Below is a set of records; print all of them exactly as written.

=== SOURCE RECORDS ===
_ _ _
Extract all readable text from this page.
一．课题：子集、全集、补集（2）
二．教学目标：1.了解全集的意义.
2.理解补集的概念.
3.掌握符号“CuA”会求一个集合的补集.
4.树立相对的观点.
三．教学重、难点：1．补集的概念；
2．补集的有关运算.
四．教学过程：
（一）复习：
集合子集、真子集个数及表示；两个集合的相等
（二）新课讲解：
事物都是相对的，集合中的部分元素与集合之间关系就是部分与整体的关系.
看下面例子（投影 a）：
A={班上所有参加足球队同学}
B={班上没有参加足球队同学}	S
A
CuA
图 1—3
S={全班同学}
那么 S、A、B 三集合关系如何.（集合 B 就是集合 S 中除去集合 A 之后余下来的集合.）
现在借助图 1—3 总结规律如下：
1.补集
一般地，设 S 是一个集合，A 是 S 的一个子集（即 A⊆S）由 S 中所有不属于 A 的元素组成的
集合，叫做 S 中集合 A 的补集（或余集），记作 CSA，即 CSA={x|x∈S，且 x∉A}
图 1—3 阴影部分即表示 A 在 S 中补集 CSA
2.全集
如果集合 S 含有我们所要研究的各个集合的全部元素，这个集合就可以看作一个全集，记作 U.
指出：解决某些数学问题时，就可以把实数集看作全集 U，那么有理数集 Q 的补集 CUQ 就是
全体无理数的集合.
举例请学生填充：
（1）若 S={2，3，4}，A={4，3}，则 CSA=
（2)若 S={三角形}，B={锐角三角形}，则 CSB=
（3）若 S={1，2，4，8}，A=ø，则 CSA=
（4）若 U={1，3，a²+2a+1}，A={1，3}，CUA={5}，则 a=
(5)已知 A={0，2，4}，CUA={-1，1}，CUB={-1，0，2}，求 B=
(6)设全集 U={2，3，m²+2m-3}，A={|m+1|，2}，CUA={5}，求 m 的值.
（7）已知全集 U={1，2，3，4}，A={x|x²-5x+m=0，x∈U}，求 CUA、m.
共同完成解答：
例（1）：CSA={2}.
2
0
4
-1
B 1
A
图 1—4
_ _ _
=== FINAL ANSWER ===
Extract all readable text from this page.
一．课题：子集、全集、补集（2）
二．教学目标：1.了解全集的意义.
2.理解补集的概念.
3.掌握符号“CuA”会求一个集合的补集.
4.树立相对的观点.
三．教学重、难点：1．补集的概念；
2．补集的有关运算.
四．教学过程：
（一）复习：
集合子集、真子集个数及表示；两个集合的相等
（二）新课讲解：
事物都是相对的，集合中的部分元素与集合之间关系就是部分与整体的关系.
看下面例子（投影 a）：
A={班上所有参加足球队同学}
B={班上没有参加足球队同学}	S
A
CuA
图 1—3
S={全班同学}
那么 S、A、B 三集合关系如何.（集合 B 就是集合 S 中除去集合 A 之后余下来的集合.）
现在借助图 1—3 总结规律如下：
1.补集
一般地，设 S 是一个集合，A 是 S 的一个子集（即 A⊆S）由 S 中所有不属于 A 的元素组成的
集合，叫做 S 中集合 A 的补集（或余集），记作 CSA，即 CSA={x|x∈S，且 x∉A}
图 1—3 阴影部分即表示 A 在 S 中补集 CSA
2.全集
如果集合 S 含有我们所要研究的各个集合的全部元素，这个集合就可以看作一个全集，记作 U.
指出：解决某些数学问题时，就可以把实数集看作全集 U，那么有理数集 Q 的补集 CUQ 就是
全体无理数的集合.
举例请学生填充：
（1）若 S={2，3，4}，A={4，3}，则 CSA=
（2)若 S={三角形}，B={锐角三角形}，则 CSB=
（3）若 S={1，2，4，8}，A=ø，则 CSA=
（4）若 U={1，3，a²+2a+1}，A={1，3}，CUA={5}，则 a=
(5)已知 A={0，2，4}，CUA={-1，1}，CUB={-1，0，2}，求 B=
(6)设全集 U={2，3，m²+2m-3}，A={|m+1|，2}，CUA={5}，求 m 的值.
（7）已知全集 U={1，2，3，4}，A={x|x²-5x+m=0，x∈U}，求 CUA、m.
共同完成解答：
例（1）：CSA={2}.
2
0
4
-1
B 1
A
图 1—4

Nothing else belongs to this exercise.